START

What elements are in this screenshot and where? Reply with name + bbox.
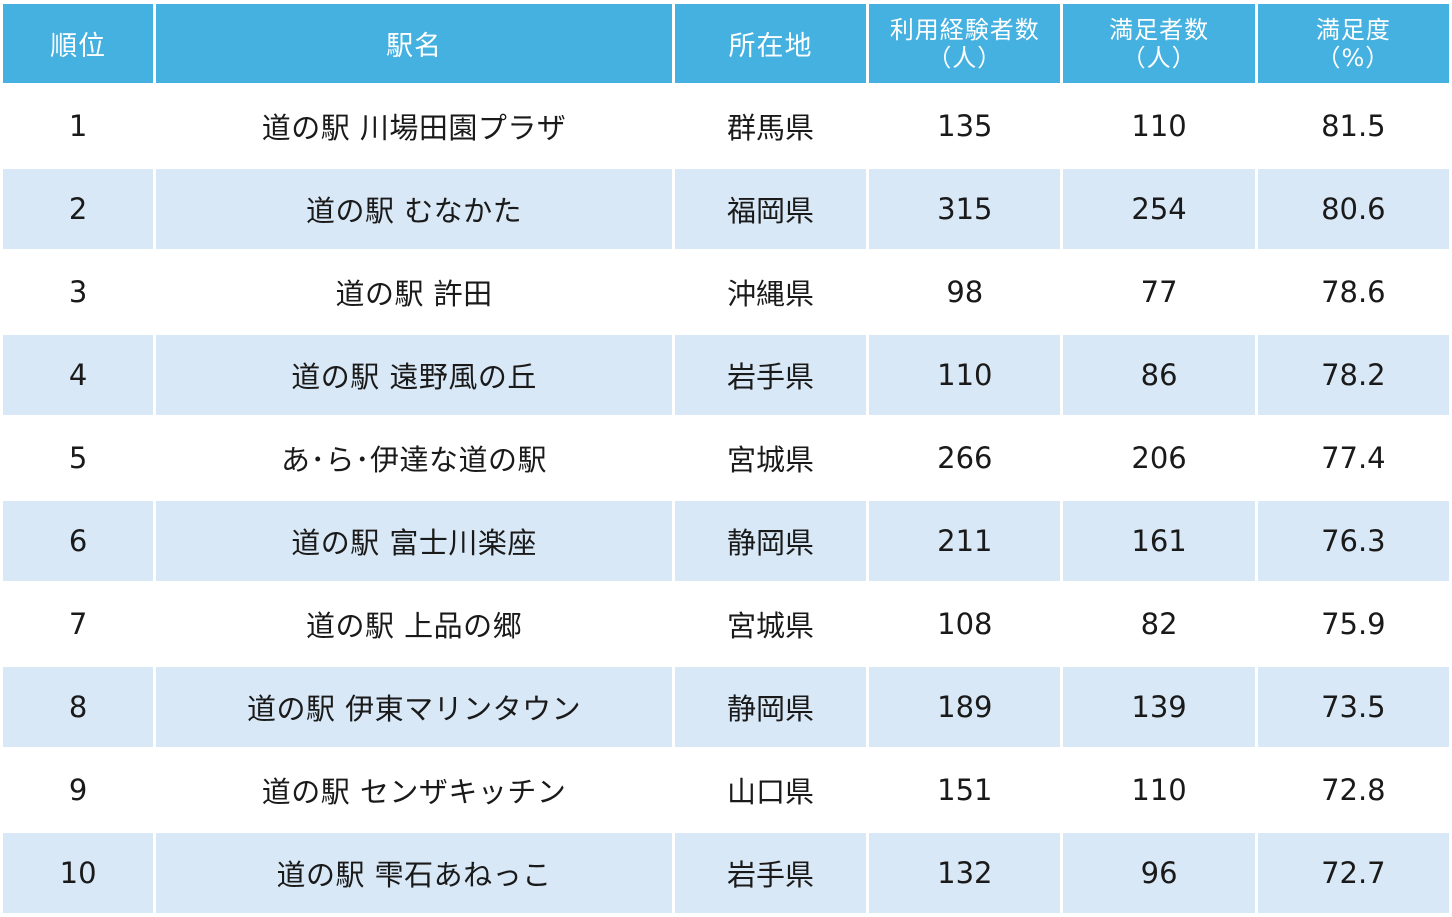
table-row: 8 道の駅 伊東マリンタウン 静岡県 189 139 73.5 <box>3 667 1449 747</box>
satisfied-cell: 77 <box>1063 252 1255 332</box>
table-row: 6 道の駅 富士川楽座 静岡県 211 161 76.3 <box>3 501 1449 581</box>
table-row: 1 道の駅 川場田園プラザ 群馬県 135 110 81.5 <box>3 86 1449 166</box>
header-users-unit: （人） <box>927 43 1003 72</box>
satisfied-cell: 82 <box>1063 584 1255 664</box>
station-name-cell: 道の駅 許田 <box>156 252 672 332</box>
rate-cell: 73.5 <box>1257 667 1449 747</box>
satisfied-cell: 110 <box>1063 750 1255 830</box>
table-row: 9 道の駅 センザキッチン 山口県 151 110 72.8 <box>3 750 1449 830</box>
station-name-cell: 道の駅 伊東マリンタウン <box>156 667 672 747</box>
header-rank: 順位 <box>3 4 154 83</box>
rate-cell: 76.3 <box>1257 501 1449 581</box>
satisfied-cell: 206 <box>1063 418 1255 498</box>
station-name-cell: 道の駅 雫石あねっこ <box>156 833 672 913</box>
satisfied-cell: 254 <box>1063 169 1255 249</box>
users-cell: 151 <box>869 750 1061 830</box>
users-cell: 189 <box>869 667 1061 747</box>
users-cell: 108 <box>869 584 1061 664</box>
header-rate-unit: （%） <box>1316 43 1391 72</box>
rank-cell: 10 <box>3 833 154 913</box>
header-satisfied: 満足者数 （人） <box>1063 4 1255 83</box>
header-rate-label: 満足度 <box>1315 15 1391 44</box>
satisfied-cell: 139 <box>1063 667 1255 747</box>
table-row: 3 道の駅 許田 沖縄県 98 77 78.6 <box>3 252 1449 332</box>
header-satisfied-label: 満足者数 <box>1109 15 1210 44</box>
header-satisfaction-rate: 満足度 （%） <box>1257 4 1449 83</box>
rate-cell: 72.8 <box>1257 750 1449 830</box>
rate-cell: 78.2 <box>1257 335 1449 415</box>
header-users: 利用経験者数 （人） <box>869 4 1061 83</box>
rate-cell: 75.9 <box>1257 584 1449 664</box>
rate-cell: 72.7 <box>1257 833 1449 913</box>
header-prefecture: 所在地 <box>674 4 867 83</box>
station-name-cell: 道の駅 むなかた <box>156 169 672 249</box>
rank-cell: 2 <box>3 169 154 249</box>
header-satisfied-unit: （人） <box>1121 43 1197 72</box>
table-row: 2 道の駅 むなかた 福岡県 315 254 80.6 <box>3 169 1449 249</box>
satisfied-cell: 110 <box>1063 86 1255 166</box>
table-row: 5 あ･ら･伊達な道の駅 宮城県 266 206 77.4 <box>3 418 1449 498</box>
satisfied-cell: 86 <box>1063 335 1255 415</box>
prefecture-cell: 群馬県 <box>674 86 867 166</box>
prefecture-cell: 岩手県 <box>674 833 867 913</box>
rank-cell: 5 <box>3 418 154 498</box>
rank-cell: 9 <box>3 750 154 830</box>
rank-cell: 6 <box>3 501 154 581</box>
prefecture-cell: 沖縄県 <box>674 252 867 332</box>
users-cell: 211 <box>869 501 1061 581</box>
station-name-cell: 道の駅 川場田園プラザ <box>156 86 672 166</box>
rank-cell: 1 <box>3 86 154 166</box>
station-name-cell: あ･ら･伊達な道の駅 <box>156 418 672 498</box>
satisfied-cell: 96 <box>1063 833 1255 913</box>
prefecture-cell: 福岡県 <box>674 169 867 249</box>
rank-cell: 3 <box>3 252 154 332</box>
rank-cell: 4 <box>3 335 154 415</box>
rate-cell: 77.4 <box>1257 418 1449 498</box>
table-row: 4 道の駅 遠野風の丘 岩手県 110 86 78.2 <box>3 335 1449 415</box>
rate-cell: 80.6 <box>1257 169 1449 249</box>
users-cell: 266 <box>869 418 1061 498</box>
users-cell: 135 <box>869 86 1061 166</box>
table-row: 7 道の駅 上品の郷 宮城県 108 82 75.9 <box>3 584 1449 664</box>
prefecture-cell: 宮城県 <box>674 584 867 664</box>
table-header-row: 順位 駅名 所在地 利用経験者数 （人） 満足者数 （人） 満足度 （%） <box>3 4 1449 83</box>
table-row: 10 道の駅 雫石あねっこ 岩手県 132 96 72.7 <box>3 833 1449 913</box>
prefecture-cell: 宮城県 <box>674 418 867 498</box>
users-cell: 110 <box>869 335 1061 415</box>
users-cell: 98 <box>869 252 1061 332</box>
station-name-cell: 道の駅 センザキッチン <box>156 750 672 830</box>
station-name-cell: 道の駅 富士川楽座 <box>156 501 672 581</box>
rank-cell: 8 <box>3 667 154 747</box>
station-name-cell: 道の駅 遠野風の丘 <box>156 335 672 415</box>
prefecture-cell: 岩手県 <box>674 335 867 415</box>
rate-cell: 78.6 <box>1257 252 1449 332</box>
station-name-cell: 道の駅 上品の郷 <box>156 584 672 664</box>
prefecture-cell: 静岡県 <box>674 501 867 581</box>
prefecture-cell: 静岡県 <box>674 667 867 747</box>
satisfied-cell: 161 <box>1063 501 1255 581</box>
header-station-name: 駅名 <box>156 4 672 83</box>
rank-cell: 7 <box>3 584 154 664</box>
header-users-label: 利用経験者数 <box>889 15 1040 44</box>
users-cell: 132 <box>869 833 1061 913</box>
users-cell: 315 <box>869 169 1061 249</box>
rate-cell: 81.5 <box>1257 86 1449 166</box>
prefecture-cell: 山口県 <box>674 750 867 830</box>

END

■ **Set task**:
Can you write out the whole listing above again with every "rate-cell" switched to "score-cell", changing nothing else and leaving the picture out?

■ **Full response**:
What elements are in this screenshot and where? Reply with name + bbox.
table-row: 8 道の駅 伊東マリンタウン 静岡県 189 139 73.5 <box>3 667 1449 747</box>
satisfied-cell: 77 <box>1063 252 1255 332</box>
table-row: 6 道の駅 富士川楽座 静岡県 211 161 76.3 <box>3 501 1449 581</box>
table-row: 1 道の駅 川場田園プラザ 群馬県 135 110 81.5 <box>3 86 1449 166</box>
header-users-unit: （人） <box>927 43 1003 72</box>
satisfied-cell: 82 <box>1063 584 1255 664</box>
station-name-cell: 道の駅 許田 <box>156 252 672 332</box>
score-cell: 73.5 <box>1257 667 1449 747</box>
satisfied-cell: 110 <box>1063 750 1255 830</box>
table-row: 9 道の駅 センザキッチン 山口県 151 110 72.8 <box>3 750 1449 830</box>
station-name-cell: 道の駅 伊東マリンタウン <box>156 667 672 747</box>
header-rank: 順位 <box>3 4 154 83</box>
score-cell: 76.3 <box>1257 501 1449 581</box>
satisfied-cell: 206 <box>1063 418 1255 498</box>
station-name-cell: 道の駅 雫石あねっこ <box>156 833 672 913</box>
satisfied-cell: 254 <box>1063 169 1255 249</box>
users-cell: 151 <box>869 750 1061 830</box>
users-cell: 189 <box>869 667 1061 747</box>
users-cell: 108 <box>869 584 1061 664</box>
header-rate-unit: （%） <box>1316 43 1391 72</box>
rank-cell: 10 <box>3 833 154 913</box>
header-satisfied: 満足者数 （人） <box>1063 4 1255 83</box>
header-rate-label: 満足度 <box>1315 15 1391 44</box>
satisfied-cell: 139 <box>1063 667 1255 747</box>
table-row: 3 道の駅 許田 沖縄県 98 77 78.6 <box>3 252 1449 332</box>
header-satisfied-label: 満足者数 <box>1109 15 1210 44</box>
header-satisfaction-rate: 満足度 （%） <box>1257 4 1449 83</box>
score-cell: 72.8 <box>1257 750 1449 830</box>
score-cell: 78.2 <box>1257 335 1449 415</box>
header-users: 利用経験者数 （人） <box>869 4 1061 83</box>
score-cell: 75.9 <box>1257 584 1449 664</box>
score-cell: 72.7 <box>1257 833 1449 913</box>
header-prefecture: 所在地 <box>674 4 867 83</box>
station-name-cell: 道の駅 むなかた <box>156 169 672 249</box>
rank-cell: 2 <box>3 169 154 249</box>
header-satisfied-unit: （人） <box>1121 43 1197 72</box>
table-row: 2 道の駅 むなかた 福岡県 315 254 80.6 <box>3 169 1449 249</box>
satisfied-cell: 110 <box>1063 86 1255 166</box>
table-row: 5 あ･ら･伊達な道の駅 宮城県 266 206 77.4 <box>3 418 1449 498</box>
satisfied-cell: 86 <box>1063 335 1255 415</box>
prefecture-cell: 群馬県 <box>674 86 867 166</box>
prefecture-cell: 岩手県 <box>674 833 867 913</box>
rank-cell: 5 <box>3 418 154 498</box>
rank-cell: 9 <box>3 750 154 830</box>
rank-cell: 6 <box>3 501 154 581</box>
prefecture-cell: 沖縄県 <box>674 252 867 332</box>
users-cell: 211 <box>869 501 1061 581</box>
station-name-cell: 道の駅 川場田園プラザ <box>156 86 672 166</box>
rank-cell: 1 <box>3 86 154 166</box>
station-name-cell: あ･ら･伊達な道の駅 <box>156 418 672 498</box>
satisfied-cell: 96 <box>1063 833 1255 913</box>
prefecture-cell: 福岡県 <box>674 169 867 249</box>
rank-cell: 3 <box>3 252 154 332</box>
rank-cell: 4 <box>3 335 154 415</box>
score-cell: 77.4 <box>1257 418 1449 498</box>
table-row: 4 道の駅 遠野風の丘 岩手県 110 86 78.2 <box>3 335 1449 415</box>
score-cell: 80.6 <box>1257 169 1449 249</box>
users-cell: 266 <box>869 418 1061 498</box>
users-cell: 135 <box>869 86 1061 166</box>
table-row: 7 道の駅 上品の郷 宮城県 108 82 75.9 <box>3 584 1449 664</box>
prefecture-cell: 宮城県 <box>674 584 867 664</box>
table-header-row: 順位 駅名 所在地 利用経験者数 （人） 満足者数 （人） 満足度 （%） <box>3 4 1449 83</box>
table-row: 10 道の駅 雫石あねっこ 岩手県 132 96 72.7 <box>3 833 1449 913</box>
prefecture-cell: 宮城県 <box>674 418 867 498</box>
users-cell: 110 <box>869 335 1061 415</box>
users-cell: 98 <box>869 252 1061 332</box>
station-name-cell: 道の駅 センザキッチン <box>156 750 672 830</box>
station-name-cell: 道の駅 富士川楽座 <box>156 501 672 581</box>
rank-cell: 8 <box>3 667 154 747</box>
station-name-cell: 道の駅 遠野風の丘 <box>156 335 672 415</box>
prefecture-cell: 岩手県 <box>674 335 867 415</box>
score-cell: 78.6 <box>1257 252 1449 332</box>
station-name-cell: 道の駅 上品の郷 <box>156 584 672 664</box>
prefecture-cell: 静岡県 <box>674 501 867 581</box>
prefecture-cell: 静岡県 <box>674 667 867 747</box>
satisfied-cell: 161 <box>1063 501 1255 581</box>
header-station-name: 駅名 <box>156 4 672 83</box>
rank-cell: 7 <box>3 584 154 664</box>
header-users-label: 利用経験者数 <box>889 15 1040 44</box>
users-cell: 132 <box>869 833 1061 913</box>
users-cell: 315 <box>869 169 1061 249</box>
score-cell: 81.5 <box>1257 86 1449 166</box>
prefecture-cell: 山口県 <box>674 750 867 830</box>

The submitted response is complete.